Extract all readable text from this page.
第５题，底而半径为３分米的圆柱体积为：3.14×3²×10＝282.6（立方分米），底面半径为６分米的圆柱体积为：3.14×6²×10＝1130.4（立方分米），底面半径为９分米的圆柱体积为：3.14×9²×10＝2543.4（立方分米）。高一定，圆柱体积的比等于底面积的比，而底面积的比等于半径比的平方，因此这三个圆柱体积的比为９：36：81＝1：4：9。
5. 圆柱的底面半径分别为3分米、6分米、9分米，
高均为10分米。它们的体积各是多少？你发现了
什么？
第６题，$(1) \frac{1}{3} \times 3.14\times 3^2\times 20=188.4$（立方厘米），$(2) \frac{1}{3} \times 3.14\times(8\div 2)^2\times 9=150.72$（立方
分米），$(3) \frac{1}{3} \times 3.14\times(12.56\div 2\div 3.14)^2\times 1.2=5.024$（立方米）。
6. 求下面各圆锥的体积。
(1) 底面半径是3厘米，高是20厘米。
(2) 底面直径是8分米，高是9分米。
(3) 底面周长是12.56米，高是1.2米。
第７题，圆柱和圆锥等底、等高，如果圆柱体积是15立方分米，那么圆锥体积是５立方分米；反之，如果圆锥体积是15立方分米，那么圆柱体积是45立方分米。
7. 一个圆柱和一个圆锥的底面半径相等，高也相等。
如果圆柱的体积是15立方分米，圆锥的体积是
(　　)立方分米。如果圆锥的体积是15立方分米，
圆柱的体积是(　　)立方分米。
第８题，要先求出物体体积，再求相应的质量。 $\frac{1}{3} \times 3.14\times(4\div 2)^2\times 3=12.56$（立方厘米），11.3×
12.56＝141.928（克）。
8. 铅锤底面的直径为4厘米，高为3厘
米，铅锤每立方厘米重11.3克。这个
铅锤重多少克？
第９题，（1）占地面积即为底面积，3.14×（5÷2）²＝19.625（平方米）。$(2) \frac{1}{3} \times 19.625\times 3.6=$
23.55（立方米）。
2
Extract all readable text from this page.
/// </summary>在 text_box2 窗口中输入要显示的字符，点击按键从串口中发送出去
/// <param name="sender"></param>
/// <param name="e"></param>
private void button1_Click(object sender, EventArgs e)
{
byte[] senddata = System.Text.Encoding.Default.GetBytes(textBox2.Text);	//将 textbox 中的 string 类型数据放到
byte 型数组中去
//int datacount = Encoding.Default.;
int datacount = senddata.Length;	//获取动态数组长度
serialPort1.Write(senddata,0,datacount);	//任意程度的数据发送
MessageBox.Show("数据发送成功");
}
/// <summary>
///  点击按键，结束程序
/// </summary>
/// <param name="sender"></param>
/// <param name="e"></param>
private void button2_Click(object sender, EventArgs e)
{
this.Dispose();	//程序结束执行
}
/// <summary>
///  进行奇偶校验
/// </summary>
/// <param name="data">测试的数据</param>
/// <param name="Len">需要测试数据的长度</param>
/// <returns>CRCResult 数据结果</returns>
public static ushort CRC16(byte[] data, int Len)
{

## Written task
Search the listing for the word "datacount" and return each line that holds it.

## Output for this task
//int datacount = Encoding.Default.;
int datacount = senddata.Length;	//获取动态数组长度
serialPort1.Write(senddata,0,datacount);	//任意程度的数据发送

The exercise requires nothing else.